- **Written problem**:
Pick out the lines containing "картинки".

►

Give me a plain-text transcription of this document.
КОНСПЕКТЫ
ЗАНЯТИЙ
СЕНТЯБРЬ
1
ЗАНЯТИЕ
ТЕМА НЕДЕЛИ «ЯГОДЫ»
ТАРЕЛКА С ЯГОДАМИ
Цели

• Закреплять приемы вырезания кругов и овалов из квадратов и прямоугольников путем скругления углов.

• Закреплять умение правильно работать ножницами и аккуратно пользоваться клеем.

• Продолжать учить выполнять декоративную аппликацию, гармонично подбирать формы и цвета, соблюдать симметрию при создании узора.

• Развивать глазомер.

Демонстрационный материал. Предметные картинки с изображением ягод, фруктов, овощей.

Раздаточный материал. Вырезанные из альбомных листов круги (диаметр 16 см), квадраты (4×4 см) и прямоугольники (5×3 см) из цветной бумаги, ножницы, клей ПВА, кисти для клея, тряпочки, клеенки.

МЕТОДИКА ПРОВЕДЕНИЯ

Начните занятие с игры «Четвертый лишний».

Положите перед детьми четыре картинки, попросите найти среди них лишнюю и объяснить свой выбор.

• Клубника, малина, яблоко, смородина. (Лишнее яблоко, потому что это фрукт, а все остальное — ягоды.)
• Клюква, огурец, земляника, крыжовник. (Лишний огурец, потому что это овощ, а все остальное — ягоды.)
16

◄

- **Written response**:
Демонстрационный материал. Предметные картинки с изображением ягод, фруктов, овощей.
Положите перед детьми четыре картинки, попросите найти среди них лишнюю и объяснить свой выбор.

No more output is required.